● WORK TO BE COMPLETED: Find how many lines hold the word "siden" and give that number only.

── SOURCE RECORDS ──

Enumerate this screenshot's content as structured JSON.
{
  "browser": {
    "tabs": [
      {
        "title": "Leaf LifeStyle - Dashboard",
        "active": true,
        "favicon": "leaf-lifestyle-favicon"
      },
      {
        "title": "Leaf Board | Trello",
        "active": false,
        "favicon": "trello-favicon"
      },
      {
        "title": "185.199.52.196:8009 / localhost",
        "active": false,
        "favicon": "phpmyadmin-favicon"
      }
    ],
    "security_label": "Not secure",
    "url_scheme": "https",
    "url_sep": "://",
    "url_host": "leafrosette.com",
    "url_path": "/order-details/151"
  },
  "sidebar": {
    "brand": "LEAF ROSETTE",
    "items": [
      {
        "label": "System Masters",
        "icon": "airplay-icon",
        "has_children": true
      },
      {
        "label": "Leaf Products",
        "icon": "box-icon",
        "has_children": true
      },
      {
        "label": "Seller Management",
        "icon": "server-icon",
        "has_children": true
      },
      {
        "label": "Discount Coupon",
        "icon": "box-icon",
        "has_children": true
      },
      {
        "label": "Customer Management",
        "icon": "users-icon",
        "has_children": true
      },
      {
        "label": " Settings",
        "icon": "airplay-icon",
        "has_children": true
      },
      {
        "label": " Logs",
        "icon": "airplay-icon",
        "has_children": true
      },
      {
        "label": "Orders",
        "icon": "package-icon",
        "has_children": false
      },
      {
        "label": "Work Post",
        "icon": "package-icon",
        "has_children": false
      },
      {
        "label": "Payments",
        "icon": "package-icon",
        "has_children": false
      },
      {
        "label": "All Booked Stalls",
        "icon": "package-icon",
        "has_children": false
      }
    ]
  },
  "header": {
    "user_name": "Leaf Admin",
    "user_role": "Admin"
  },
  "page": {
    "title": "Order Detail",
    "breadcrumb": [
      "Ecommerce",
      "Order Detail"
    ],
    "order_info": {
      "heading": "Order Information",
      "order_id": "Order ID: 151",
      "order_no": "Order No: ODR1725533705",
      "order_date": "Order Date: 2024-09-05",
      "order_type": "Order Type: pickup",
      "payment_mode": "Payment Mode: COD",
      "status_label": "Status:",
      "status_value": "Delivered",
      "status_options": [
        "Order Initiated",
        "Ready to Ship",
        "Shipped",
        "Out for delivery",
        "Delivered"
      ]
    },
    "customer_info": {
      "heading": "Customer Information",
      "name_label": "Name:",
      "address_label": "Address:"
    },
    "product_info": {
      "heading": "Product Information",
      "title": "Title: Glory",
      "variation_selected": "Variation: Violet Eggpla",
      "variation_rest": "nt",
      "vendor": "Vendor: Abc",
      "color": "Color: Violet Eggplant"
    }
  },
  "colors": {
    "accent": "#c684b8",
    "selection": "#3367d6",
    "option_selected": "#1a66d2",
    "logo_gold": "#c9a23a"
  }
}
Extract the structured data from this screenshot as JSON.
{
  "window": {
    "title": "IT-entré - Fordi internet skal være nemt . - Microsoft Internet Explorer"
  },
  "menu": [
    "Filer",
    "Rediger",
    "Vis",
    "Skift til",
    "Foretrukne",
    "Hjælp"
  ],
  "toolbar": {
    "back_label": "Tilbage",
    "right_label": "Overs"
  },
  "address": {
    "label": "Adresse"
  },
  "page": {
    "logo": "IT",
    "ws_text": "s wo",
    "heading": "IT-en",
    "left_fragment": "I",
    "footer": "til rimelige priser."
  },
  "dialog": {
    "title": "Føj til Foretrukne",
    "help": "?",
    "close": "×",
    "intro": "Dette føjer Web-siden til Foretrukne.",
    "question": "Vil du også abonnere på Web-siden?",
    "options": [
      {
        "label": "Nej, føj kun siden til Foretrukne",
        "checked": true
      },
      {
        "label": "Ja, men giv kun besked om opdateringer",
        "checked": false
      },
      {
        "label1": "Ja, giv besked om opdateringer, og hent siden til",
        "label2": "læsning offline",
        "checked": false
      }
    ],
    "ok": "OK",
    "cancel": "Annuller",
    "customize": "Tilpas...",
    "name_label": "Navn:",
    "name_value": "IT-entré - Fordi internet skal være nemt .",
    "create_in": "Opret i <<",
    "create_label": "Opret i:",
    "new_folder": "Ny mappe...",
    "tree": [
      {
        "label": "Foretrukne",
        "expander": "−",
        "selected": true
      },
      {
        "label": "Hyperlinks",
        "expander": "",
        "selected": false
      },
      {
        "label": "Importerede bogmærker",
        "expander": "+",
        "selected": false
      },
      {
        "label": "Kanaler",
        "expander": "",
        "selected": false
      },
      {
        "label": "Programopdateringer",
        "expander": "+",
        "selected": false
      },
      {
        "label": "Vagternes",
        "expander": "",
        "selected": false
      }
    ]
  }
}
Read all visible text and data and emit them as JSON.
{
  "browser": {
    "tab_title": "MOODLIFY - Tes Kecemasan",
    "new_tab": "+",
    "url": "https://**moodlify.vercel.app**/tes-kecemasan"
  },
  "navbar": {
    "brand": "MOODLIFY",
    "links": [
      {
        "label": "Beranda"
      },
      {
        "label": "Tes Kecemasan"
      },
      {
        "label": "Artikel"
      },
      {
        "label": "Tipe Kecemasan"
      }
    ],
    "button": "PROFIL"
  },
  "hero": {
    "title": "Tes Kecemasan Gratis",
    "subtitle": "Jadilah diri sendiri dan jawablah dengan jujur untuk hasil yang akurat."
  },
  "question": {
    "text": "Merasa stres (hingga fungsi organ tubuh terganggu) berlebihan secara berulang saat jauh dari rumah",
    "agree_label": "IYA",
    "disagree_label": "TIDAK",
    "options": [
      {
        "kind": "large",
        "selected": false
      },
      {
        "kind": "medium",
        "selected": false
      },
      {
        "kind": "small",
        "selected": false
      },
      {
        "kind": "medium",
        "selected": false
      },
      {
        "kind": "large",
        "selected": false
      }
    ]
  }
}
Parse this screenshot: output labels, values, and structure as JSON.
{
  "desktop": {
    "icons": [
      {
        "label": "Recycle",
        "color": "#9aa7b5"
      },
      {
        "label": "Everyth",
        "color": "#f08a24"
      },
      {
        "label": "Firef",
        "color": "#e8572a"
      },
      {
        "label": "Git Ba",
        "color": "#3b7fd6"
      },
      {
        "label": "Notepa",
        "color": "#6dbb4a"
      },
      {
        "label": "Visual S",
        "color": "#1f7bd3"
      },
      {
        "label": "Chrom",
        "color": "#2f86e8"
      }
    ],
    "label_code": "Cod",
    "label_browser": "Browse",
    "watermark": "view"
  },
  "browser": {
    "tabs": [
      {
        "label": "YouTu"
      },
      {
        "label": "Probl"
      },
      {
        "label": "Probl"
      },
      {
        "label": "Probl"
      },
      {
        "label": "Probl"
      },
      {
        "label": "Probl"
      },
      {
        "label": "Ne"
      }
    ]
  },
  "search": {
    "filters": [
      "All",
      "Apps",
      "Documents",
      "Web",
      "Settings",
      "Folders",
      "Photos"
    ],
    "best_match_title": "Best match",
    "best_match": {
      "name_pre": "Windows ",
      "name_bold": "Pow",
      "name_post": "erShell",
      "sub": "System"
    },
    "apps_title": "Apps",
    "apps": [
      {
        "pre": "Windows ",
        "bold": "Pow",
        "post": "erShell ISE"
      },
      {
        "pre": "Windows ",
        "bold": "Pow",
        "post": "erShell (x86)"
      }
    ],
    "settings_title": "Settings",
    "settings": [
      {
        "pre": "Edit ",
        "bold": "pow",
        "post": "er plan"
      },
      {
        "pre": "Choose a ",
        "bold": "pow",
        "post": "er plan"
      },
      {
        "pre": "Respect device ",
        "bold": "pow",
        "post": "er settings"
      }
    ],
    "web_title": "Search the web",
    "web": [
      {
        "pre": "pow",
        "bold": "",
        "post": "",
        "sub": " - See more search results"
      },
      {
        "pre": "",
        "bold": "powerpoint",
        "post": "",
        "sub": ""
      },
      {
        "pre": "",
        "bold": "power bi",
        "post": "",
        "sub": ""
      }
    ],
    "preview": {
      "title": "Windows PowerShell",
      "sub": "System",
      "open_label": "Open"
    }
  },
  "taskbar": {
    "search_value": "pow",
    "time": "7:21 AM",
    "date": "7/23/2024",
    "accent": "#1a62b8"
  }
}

───

● WRITTEN SOLUTION: 4